WHAT IS NEEDED: Rewrite only the lines from the one containing "133, 327, 136]" through the one containing "70, 426, 77]", changing "extension-icon" to "addon-icon" wherever it occurs and leaving everything else as it stands.

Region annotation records
--------------------------------

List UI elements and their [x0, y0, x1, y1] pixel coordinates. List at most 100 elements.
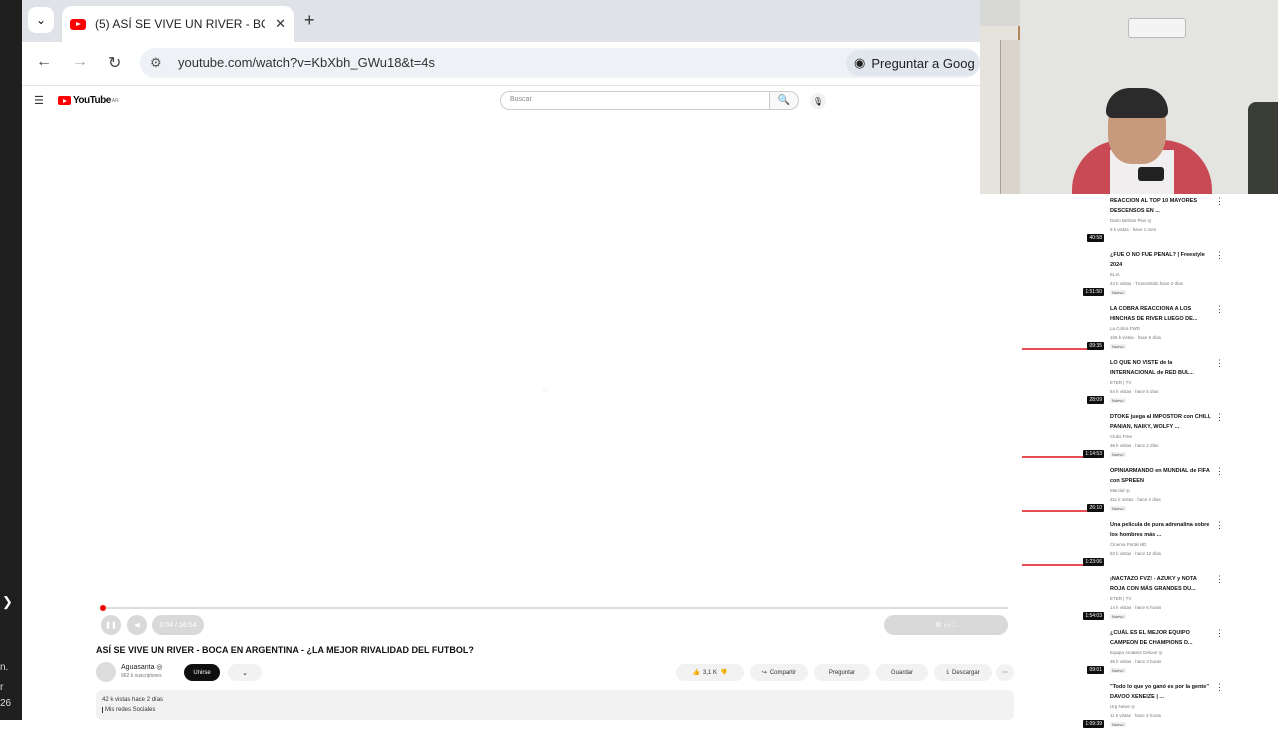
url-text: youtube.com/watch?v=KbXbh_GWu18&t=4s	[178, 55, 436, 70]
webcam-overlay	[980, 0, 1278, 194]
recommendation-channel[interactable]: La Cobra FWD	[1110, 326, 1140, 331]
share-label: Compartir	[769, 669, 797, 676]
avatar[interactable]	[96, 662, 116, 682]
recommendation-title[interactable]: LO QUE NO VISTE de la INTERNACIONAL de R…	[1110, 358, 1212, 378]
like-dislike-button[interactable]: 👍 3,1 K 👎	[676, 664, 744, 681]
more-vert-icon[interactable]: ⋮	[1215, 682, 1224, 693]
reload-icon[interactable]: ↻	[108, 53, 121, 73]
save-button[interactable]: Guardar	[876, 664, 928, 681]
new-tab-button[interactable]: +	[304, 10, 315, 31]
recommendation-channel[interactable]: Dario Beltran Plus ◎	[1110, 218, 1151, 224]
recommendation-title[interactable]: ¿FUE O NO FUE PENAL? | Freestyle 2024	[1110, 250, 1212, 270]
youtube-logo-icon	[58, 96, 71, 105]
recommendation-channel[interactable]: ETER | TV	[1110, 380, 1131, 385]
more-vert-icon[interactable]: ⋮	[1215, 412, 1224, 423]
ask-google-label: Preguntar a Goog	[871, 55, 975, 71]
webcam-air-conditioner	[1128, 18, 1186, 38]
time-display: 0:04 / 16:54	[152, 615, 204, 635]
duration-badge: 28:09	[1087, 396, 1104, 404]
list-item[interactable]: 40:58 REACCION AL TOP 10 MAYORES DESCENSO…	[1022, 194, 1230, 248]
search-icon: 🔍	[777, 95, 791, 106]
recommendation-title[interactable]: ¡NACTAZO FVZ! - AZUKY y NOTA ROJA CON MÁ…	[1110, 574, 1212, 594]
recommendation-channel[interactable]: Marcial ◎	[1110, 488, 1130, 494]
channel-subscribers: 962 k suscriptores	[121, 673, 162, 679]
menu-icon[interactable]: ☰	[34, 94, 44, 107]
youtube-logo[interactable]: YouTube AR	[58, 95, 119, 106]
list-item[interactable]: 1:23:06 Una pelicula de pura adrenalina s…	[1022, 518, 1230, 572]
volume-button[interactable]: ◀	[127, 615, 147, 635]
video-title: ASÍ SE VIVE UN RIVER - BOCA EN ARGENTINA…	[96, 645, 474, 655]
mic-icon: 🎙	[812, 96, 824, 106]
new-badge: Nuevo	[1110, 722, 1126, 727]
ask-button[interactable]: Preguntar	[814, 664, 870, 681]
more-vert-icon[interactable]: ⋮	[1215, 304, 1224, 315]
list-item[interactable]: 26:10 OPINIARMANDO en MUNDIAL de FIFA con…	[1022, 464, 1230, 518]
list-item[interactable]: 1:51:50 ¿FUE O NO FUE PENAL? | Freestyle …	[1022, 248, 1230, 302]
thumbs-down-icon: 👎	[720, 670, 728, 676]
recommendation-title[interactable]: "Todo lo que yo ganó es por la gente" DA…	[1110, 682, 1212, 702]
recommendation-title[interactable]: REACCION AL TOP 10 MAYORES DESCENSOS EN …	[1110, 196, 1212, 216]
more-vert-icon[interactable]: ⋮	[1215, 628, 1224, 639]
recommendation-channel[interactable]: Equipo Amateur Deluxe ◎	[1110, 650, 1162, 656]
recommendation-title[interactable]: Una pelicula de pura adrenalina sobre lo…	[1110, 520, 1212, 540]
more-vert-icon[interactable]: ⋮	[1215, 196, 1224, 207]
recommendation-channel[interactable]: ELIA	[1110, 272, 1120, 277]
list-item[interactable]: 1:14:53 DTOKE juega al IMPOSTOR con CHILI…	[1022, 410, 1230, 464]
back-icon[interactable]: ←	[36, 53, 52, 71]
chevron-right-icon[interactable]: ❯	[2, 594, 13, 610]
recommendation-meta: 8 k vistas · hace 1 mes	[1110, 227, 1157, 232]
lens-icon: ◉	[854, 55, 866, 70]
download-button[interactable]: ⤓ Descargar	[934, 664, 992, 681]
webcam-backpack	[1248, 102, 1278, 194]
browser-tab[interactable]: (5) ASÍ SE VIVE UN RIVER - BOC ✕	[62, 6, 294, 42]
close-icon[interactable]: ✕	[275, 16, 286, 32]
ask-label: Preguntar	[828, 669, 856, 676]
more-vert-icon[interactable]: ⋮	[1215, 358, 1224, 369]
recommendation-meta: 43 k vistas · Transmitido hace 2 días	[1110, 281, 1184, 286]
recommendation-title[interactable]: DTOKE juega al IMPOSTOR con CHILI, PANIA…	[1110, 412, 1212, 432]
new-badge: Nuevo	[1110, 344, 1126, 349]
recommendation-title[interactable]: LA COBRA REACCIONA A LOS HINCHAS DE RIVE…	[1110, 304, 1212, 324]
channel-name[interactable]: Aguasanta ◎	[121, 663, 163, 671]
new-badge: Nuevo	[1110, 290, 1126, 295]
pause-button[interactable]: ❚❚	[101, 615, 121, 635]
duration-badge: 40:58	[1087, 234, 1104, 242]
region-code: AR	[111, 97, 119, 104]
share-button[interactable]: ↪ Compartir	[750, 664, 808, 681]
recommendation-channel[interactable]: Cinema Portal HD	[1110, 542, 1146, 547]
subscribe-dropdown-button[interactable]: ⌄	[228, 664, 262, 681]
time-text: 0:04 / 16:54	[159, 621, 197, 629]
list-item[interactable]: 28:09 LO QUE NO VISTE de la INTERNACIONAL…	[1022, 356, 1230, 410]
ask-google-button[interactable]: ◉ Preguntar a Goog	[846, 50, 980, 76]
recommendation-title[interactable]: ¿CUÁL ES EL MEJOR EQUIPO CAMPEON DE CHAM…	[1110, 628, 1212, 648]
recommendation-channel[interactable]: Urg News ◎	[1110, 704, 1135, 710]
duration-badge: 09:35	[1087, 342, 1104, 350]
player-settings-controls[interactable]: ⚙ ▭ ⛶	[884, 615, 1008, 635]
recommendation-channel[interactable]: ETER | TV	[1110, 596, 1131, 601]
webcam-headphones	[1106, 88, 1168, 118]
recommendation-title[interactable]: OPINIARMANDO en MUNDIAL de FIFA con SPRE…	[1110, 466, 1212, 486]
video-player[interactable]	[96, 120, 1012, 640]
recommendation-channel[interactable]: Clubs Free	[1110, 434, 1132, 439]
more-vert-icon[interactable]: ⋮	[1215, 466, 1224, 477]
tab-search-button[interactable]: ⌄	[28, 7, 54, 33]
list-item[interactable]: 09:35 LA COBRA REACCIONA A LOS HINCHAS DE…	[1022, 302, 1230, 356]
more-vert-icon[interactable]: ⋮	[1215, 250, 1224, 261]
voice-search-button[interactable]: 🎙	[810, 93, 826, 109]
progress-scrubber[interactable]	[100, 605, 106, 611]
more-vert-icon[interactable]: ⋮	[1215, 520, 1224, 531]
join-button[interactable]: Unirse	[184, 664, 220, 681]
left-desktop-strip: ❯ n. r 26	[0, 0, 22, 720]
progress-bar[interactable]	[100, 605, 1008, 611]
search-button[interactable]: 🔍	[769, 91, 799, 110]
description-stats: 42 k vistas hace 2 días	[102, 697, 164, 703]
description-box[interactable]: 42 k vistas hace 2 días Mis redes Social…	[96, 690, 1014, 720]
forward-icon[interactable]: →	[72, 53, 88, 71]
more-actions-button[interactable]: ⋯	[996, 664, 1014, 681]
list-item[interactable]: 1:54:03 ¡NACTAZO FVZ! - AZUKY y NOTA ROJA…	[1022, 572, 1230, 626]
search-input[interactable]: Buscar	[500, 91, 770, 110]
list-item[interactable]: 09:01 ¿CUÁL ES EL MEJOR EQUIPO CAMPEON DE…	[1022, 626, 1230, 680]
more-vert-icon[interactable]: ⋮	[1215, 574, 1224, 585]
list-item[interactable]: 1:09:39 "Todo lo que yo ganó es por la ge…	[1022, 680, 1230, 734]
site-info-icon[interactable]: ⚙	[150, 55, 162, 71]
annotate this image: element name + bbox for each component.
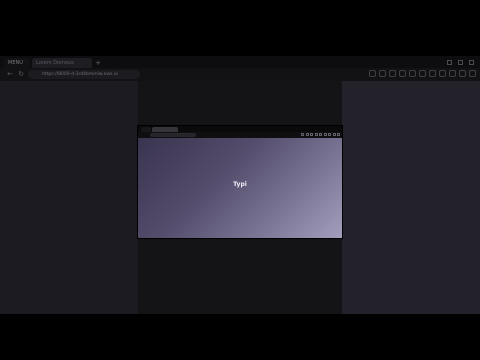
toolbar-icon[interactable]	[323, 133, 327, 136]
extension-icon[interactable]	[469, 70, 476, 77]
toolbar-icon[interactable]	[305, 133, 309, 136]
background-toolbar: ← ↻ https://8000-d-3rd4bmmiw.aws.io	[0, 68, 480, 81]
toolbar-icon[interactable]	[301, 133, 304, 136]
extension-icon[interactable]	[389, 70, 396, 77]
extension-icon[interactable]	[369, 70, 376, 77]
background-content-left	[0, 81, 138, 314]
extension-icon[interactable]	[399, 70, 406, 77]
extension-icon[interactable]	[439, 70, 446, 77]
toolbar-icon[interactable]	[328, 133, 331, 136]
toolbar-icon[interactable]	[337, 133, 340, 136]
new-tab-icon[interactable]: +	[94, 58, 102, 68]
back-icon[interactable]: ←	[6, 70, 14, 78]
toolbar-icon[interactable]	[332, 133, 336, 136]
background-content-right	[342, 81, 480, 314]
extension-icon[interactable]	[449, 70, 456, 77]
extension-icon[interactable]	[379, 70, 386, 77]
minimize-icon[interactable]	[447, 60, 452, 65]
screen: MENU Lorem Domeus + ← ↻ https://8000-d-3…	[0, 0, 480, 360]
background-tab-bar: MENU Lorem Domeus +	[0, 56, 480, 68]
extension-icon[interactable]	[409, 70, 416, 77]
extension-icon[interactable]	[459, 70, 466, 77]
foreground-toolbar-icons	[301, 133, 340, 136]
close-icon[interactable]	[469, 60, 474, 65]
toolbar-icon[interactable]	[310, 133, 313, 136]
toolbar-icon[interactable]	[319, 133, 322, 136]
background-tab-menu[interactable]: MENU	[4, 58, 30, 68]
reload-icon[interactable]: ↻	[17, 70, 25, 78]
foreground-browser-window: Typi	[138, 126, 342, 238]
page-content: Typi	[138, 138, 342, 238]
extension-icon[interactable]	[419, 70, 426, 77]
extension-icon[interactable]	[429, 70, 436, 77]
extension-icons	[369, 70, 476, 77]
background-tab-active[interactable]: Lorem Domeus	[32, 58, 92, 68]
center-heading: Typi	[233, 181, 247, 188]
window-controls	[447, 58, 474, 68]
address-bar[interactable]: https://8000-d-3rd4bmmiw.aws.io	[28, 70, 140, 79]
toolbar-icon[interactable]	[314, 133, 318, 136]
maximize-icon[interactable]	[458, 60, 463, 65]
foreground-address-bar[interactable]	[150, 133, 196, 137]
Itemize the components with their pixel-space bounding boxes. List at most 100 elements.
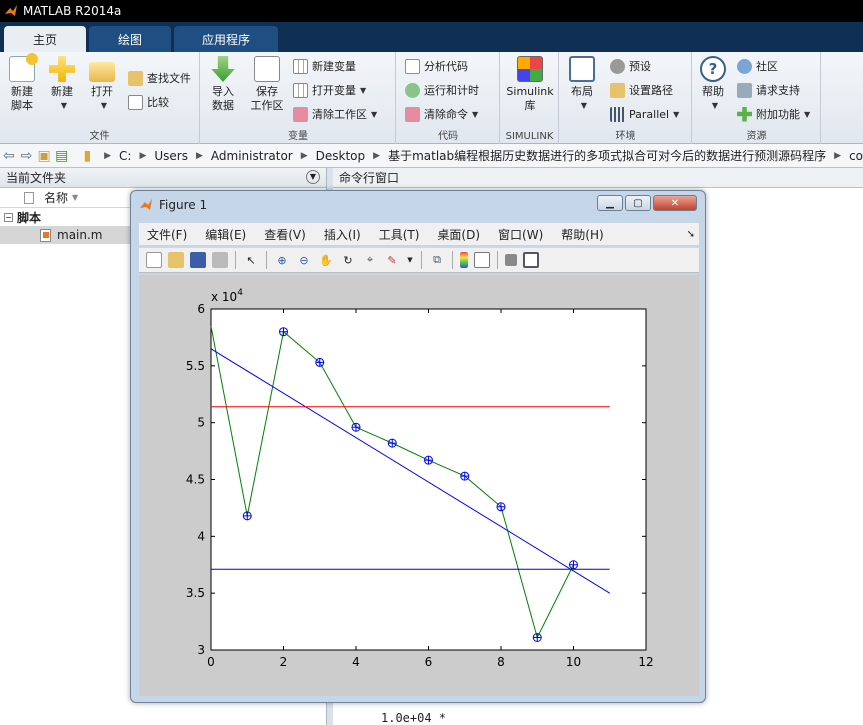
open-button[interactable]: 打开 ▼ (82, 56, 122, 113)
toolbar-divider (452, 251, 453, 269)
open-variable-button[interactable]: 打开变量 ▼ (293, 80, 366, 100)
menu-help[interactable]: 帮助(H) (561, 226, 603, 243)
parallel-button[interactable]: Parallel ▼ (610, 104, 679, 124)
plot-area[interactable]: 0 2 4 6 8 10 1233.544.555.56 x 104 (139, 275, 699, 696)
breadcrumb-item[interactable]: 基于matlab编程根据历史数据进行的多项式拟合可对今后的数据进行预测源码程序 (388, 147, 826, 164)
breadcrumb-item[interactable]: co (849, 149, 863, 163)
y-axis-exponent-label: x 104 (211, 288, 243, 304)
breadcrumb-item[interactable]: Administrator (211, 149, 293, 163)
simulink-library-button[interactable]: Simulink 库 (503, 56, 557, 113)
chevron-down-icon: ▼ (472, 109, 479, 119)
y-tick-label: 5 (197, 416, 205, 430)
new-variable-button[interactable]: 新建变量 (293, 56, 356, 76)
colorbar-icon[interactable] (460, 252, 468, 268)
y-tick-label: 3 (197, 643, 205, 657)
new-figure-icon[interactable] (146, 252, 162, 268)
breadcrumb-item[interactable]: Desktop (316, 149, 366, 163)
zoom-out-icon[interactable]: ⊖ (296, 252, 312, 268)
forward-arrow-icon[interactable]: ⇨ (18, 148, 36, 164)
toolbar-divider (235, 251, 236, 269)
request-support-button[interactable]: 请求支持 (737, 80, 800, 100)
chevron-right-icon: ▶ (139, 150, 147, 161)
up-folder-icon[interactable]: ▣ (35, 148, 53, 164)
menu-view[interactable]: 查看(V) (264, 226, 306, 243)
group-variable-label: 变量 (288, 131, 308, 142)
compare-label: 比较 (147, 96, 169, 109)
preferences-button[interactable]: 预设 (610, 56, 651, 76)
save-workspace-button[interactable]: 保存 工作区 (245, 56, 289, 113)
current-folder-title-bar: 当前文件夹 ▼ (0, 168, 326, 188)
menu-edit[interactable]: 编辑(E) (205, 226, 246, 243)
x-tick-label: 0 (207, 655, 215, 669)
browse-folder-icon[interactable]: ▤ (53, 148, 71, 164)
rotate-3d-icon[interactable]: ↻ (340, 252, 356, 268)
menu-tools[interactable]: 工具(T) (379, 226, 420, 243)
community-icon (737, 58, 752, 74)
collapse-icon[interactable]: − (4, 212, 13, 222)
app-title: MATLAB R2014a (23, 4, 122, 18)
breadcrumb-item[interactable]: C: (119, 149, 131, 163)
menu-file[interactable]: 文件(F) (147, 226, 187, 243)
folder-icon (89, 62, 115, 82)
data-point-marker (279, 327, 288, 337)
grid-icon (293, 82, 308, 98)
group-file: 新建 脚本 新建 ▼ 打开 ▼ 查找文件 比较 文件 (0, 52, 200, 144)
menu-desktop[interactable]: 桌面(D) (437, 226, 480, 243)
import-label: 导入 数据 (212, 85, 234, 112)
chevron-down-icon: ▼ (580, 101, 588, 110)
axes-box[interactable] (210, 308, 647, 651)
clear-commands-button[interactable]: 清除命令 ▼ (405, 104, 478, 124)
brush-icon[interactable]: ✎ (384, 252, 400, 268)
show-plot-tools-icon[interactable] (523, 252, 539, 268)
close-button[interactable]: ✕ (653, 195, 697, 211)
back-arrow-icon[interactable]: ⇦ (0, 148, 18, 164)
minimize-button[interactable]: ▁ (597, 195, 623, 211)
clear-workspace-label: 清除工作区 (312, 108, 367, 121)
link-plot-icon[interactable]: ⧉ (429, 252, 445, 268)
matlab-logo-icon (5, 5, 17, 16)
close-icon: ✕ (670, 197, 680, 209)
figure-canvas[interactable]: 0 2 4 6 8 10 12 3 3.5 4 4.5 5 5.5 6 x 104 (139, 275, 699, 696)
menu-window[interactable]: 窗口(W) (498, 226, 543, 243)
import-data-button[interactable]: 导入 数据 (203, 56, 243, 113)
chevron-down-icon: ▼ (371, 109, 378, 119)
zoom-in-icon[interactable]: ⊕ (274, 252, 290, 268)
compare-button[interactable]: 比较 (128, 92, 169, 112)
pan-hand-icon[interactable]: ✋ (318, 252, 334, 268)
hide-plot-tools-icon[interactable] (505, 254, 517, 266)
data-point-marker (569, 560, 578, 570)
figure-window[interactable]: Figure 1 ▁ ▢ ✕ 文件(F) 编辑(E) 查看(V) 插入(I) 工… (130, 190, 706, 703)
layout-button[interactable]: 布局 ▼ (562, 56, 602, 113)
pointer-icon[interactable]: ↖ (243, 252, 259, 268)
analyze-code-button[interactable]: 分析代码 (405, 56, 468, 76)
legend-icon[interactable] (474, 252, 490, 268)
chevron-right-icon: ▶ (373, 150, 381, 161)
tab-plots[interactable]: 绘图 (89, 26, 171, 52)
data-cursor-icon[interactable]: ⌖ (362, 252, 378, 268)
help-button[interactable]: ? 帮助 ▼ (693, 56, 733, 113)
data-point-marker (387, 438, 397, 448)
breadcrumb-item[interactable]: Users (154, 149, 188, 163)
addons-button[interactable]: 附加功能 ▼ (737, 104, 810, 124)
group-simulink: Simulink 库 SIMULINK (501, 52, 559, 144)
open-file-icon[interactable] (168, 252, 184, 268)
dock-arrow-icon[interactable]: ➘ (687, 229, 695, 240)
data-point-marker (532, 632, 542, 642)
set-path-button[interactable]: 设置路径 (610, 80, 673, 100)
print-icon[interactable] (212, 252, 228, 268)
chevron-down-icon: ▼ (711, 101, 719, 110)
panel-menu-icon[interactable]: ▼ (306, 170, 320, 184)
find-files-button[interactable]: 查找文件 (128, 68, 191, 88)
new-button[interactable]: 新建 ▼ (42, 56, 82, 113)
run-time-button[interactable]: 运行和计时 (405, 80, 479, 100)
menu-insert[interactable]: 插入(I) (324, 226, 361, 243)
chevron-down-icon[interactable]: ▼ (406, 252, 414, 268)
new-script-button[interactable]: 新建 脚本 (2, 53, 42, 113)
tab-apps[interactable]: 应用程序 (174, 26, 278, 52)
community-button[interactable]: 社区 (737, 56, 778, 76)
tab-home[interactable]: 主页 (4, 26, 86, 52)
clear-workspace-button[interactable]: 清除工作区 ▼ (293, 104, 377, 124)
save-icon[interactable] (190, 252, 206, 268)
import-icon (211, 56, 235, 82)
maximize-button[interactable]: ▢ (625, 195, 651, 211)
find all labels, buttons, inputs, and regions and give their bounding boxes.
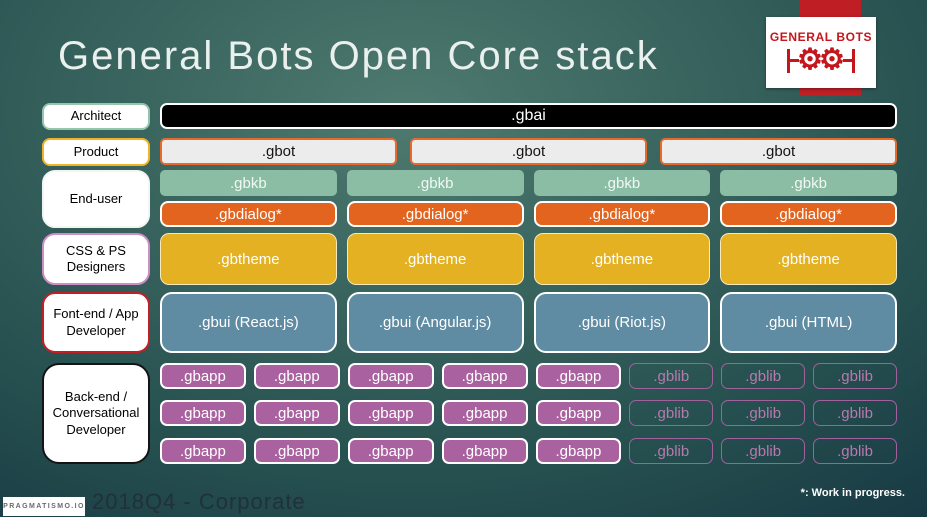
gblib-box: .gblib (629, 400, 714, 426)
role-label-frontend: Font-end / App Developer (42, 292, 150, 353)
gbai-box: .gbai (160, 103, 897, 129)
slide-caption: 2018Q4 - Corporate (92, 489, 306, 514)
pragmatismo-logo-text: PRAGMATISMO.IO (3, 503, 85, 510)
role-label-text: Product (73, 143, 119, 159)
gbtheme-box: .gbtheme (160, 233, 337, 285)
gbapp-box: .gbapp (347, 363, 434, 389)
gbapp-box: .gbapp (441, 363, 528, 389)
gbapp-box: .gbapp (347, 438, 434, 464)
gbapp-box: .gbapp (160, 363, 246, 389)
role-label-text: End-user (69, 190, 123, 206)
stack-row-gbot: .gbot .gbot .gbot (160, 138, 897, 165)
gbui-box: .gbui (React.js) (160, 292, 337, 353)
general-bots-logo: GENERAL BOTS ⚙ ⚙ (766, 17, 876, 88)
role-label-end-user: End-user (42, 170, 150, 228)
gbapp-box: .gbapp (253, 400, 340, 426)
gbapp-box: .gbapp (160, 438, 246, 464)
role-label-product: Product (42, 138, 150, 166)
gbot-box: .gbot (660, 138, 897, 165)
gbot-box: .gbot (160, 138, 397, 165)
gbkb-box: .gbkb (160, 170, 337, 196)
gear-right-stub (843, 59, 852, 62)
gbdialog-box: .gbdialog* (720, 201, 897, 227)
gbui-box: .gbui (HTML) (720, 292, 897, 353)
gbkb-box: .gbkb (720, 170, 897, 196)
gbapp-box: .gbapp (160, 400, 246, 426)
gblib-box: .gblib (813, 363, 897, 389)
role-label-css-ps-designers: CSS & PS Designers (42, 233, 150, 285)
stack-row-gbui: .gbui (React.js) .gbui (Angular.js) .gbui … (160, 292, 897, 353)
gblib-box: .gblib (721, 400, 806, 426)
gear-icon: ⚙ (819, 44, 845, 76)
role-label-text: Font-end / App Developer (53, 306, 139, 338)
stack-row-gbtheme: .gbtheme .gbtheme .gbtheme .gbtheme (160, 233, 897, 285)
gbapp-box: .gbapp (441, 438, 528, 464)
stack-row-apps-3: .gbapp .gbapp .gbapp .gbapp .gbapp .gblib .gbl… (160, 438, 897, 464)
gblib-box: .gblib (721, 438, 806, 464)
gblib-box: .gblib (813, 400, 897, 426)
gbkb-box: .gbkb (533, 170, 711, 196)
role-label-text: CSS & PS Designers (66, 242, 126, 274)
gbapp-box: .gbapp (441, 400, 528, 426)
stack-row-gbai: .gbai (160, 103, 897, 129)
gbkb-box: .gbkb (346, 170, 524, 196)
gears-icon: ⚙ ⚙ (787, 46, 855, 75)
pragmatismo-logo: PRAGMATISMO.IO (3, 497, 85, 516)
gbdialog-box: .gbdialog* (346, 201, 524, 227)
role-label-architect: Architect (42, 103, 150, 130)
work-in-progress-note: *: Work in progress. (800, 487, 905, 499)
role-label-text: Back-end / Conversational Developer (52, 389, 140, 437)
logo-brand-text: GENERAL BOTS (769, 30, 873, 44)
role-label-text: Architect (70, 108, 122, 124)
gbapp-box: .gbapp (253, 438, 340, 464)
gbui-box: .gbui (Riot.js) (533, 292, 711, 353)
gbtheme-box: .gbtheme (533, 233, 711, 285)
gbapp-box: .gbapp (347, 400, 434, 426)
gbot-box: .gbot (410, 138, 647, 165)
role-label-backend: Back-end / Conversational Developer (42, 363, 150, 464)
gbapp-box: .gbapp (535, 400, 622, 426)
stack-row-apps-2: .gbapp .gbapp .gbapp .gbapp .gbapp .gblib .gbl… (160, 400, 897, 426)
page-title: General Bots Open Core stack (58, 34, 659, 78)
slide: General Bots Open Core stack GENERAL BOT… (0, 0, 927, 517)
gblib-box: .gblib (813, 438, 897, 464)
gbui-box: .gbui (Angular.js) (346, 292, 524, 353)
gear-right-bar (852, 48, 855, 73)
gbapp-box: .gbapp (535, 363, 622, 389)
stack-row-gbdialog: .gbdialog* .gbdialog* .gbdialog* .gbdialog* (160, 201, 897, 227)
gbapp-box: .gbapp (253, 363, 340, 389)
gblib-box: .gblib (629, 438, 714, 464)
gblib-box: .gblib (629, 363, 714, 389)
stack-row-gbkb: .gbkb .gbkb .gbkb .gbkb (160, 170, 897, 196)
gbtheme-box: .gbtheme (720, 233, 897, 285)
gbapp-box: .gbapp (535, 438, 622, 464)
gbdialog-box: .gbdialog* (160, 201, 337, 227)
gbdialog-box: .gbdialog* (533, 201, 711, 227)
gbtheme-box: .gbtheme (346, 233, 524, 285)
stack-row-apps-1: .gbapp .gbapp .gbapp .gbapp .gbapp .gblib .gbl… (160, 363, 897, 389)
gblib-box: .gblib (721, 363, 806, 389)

--------------------------------

EXPECTED ANSWER:
toolbar-icon[interactable]	[323, 133, 327, 136]
addon-icon[interactable]	[469, 70, 476, 77]
toolbar-icon[interactable]	[305, 133, 309, 136]
background-toolbar: ← ↻ https://8000-d-3rd4bmmiw.aws.io	[0, 68, 480, 81]
toolbar-icon[interactable]	[301, 133, 304, 136]
addon-icon[interactable]	[389, 70, 396, 77]
addon-icon[interactable]	[369, 70, 376, 77]
background-content-left	[0, 81, 138, 314]
addon-icon[interactable]	[399, 70, 406, 77]
addon-icon[interactable]	[439, 70, 446, 77]
toolbar-icon[interactable]	[328, 133, 331, 136]
toolbar-icon[interactable]	[337, 133, 340, 136]
new-tab-icon[interactable]: +	[94, 58, 102, 68]
back-icon[interactable]: ←	[6, 70, 14, 78]
toolbar-icon[interactable]	[332, 133, 336, 136]
background-content-right	[342, 81, 480, 314]
addon-icon[interactable]	[449, 70, 456, 77]
addon-icon[interactable]	[379, 70, 386, 77]
minimize-icon[interactable]	[447, 60, 452, 65]
screen: MENU Lorem Domeus + ← ↻ https://8000-d-3…	[0, 0, 480, 360]
background-tab-bar: MENU Lorem Domeus +	[0, 56, 480, 68]
addon-icon[interactable]	[409, 70, 416, 77]
addon-icon[interactable]	[459, 70, 466, 77]
foreground-toolbar-icons	[301, 133, 340, 136]
close-icon[interactable]	[469, 60, 474, 65]
toolbar-icon[interactable]	[310, 133, 313, 136]
toolbar-icon[interactable]	[319, 133, 322, 136]
background-tab-menu[interactable]: MENU	[4, 58, 30, 68]
reload-icon[interactable]: ↻	[17, 70, 25, 78]
foreground-browser-window: Typi	[138, 126, 342, 238]
page-content: Typi	[138, 138, 342, 238]
addon-icon[interactable]	[419, 70, 426, 77]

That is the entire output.